- WHAT THE EXERCISE ASKS:
Below are the records; pull every line that includes "ratios".
┌──
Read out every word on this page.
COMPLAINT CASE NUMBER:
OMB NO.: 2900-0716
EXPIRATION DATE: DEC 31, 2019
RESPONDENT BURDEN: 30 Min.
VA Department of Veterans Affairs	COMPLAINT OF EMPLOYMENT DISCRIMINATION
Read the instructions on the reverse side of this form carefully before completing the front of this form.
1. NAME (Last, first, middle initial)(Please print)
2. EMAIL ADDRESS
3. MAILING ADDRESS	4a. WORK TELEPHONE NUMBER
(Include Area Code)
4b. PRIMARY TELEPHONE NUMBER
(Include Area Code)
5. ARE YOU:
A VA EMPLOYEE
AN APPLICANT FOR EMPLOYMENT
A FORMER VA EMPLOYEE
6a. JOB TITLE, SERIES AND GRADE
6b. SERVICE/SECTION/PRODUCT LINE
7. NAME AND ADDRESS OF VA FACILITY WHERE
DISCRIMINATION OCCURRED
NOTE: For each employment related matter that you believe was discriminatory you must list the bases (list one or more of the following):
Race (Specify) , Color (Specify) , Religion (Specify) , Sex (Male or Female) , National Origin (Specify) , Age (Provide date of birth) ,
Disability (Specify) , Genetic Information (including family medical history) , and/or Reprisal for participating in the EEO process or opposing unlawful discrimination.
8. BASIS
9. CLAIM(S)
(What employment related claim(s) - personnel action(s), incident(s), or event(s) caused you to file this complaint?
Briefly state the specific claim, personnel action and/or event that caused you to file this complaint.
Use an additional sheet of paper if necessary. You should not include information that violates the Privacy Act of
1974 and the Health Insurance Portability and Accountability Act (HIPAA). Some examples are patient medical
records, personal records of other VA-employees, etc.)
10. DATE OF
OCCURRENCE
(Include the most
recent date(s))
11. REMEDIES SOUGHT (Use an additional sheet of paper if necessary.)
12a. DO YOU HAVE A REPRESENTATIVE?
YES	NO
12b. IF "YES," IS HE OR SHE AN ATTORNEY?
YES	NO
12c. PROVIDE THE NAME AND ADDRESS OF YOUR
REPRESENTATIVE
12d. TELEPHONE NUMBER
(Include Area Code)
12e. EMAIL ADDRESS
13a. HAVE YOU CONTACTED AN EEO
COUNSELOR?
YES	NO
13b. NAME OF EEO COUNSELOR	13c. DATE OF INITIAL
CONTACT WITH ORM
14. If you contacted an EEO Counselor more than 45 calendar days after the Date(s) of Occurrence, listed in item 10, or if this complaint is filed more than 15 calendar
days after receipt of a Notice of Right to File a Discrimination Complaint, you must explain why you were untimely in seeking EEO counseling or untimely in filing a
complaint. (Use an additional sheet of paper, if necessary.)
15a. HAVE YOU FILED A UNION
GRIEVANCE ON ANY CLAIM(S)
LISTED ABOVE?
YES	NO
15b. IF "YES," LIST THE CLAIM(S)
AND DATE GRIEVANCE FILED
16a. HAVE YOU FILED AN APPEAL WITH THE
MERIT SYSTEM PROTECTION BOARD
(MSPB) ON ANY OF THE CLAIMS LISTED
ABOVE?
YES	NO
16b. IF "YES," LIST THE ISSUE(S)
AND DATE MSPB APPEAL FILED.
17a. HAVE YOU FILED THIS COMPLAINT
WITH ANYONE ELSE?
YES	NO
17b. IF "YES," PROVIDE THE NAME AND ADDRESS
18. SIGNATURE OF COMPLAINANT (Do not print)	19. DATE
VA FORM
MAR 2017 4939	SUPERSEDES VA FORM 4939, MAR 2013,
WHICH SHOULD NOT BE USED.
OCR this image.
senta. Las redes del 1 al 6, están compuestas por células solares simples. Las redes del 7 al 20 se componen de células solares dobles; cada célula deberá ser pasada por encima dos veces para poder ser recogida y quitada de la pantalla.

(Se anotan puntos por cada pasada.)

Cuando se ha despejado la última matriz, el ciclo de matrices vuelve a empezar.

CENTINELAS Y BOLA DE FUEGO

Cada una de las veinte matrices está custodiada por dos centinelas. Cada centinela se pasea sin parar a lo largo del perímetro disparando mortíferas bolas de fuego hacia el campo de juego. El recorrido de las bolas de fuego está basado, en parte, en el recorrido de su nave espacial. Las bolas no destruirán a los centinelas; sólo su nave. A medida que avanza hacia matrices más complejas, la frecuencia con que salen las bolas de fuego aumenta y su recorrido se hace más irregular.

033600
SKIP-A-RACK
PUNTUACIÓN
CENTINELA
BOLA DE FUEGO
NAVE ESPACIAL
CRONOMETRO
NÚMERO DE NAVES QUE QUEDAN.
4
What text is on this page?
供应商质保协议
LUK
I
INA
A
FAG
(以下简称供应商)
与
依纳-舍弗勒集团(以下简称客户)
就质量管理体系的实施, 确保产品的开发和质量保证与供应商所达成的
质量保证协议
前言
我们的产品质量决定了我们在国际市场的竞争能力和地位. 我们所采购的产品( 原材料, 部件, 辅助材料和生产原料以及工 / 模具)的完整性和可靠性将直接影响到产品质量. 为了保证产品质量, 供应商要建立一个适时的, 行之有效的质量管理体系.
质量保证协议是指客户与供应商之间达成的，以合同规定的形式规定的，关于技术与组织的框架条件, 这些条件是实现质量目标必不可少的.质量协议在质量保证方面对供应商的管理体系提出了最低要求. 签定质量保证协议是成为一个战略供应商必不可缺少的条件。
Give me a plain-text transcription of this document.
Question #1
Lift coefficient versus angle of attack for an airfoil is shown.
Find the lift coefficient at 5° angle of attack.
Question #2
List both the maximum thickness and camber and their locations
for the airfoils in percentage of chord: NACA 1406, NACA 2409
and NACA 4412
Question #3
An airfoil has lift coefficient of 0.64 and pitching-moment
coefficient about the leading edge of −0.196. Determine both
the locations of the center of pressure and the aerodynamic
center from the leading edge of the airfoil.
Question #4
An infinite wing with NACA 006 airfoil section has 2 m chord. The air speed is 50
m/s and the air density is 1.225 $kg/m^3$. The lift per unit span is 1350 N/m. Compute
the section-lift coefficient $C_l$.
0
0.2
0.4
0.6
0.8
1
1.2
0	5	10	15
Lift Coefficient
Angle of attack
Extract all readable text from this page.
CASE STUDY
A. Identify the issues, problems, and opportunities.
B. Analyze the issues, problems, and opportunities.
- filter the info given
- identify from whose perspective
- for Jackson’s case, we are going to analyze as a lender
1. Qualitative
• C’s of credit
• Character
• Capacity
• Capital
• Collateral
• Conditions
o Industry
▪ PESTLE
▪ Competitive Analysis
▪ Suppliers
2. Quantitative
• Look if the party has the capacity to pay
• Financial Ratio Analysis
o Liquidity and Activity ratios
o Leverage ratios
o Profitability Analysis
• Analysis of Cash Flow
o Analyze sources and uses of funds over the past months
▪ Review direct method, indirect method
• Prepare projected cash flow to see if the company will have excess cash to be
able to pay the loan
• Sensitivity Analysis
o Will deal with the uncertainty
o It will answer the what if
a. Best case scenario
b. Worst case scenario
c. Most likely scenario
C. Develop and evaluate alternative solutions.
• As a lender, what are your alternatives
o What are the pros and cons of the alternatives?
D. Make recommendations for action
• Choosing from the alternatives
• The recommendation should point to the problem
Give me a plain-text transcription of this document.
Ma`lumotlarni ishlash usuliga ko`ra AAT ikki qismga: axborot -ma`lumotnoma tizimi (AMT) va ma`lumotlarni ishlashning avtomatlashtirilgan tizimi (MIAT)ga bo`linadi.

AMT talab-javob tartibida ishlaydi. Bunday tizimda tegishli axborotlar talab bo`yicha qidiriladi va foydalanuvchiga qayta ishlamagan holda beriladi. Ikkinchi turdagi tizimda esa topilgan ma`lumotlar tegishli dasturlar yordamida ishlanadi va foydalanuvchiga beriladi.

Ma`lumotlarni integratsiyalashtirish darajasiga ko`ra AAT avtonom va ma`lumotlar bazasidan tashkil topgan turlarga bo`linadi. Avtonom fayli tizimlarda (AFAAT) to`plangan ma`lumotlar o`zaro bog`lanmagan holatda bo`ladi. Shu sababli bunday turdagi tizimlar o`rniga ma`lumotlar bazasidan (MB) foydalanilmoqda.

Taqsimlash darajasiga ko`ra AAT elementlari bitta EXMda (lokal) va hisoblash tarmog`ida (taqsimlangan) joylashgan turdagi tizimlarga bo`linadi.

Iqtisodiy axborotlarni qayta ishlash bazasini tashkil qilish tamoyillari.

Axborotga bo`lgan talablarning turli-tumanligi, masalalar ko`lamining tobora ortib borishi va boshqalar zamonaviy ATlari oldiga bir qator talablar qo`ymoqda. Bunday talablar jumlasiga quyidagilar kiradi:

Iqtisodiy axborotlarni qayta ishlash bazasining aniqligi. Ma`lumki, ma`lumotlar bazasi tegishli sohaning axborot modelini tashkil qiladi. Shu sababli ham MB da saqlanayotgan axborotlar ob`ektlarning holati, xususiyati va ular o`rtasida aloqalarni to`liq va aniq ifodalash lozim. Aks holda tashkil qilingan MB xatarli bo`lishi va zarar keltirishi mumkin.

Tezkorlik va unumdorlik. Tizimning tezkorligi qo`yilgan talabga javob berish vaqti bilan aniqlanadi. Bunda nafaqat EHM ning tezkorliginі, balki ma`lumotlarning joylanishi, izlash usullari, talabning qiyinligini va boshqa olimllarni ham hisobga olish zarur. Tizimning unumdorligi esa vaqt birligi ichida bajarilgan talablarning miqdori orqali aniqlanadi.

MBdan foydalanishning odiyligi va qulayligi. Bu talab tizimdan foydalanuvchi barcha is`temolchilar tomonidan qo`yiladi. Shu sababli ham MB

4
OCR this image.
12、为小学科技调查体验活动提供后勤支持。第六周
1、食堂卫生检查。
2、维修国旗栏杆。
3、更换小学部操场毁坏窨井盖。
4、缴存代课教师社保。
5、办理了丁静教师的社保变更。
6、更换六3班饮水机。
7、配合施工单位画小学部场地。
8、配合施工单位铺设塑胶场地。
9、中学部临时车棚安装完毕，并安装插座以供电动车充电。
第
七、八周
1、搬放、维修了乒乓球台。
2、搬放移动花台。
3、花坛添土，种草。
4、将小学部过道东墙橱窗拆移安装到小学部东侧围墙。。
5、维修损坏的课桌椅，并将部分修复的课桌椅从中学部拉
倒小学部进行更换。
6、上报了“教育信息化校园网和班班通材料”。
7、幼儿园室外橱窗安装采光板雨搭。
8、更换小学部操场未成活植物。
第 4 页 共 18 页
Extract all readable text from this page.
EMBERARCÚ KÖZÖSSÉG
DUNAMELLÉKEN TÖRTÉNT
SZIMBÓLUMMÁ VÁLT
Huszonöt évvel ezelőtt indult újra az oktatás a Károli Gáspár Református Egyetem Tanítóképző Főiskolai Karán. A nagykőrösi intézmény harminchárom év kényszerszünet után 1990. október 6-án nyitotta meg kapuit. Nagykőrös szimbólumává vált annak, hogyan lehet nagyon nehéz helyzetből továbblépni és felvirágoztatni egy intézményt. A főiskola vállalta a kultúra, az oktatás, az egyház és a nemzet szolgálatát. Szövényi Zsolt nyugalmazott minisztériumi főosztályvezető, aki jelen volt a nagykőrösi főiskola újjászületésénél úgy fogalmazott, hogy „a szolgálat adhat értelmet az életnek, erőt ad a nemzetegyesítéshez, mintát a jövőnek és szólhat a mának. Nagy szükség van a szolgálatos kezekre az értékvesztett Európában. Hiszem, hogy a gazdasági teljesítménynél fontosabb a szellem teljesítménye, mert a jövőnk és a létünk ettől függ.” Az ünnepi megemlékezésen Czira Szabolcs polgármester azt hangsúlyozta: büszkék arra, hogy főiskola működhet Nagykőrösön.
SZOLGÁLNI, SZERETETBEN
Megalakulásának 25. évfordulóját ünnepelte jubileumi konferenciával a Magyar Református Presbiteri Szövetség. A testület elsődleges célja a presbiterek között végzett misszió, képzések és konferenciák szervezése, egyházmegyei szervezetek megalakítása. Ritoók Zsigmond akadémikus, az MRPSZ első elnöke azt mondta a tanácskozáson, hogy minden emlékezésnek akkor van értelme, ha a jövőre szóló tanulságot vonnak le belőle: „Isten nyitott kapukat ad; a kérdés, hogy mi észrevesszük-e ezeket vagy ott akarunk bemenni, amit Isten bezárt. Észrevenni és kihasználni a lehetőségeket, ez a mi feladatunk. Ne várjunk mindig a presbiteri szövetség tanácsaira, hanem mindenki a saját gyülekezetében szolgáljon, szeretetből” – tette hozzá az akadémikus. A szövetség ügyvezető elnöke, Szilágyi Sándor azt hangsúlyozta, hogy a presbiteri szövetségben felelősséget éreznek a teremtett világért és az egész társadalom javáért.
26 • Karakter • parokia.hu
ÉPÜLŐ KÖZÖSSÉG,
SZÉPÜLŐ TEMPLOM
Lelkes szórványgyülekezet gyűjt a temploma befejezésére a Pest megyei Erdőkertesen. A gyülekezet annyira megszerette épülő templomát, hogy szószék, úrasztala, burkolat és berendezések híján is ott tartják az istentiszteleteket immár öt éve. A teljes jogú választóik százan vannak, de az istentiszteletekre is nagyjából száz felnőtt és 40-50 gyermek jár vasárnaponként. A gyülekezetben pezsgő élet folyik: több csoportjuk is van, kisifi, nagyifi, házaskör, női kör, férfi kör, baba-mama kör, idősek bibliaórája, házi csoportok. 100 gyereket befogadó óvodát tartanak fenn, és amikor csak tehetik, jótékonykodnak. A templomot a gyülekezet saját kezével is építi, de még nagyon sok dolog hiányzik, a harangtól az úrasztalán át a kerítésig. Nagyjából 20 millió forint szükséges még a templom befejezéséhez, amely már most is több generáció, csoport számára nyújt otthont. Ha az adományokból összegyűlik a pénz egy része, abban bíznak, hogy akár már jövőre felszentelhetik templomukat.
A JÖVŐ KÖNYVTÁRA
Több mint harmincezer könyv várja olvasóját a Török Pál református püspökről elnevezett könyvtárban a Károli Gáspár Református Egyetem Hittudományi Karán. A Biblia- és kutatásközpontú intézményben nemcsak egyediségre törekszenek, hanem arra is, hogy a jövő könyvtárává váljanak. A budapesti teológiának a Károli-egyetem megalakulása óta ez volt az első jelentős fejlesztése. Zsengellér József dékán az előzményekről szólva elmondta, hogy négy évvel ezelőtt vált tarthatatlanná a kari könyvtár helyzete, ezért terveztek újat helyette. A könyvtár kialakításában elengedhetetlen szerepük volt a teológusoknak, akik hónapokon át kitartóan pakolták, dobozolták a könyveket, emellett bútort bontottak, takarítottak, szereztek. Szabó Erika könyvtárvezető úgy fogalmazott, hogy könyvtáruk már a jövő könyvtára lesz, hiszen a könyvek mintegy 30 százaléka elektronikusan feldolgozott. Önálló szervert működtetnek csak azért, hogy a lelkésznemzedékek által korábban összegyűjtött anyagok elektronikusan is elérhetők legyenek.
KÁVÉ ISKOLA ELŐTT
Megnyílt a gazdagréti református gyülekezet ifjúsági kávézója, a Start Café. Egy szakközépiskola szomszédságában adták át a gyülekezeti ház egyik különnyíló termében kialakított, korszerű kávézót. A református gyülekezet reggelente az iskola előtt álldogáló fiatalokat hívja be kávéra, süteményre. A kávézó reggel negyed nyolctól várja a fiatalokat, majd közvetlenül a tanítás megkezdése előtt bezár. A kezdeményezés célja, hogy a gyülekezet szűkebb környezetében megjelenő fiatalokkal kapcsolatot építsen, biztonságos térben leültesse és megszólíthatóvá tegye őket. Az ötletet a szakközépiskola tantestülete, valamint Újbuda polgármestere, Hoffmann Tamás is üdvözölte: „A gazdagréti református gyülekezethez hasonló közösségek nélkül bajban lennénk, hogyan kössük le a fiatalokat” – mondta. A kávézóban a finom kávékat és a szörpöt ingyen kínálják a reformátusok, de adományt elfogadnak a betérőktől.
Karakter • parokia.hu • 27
└──
- TASK RESPONSE:
o Liquidity and Activity ratios
o Leverage ratios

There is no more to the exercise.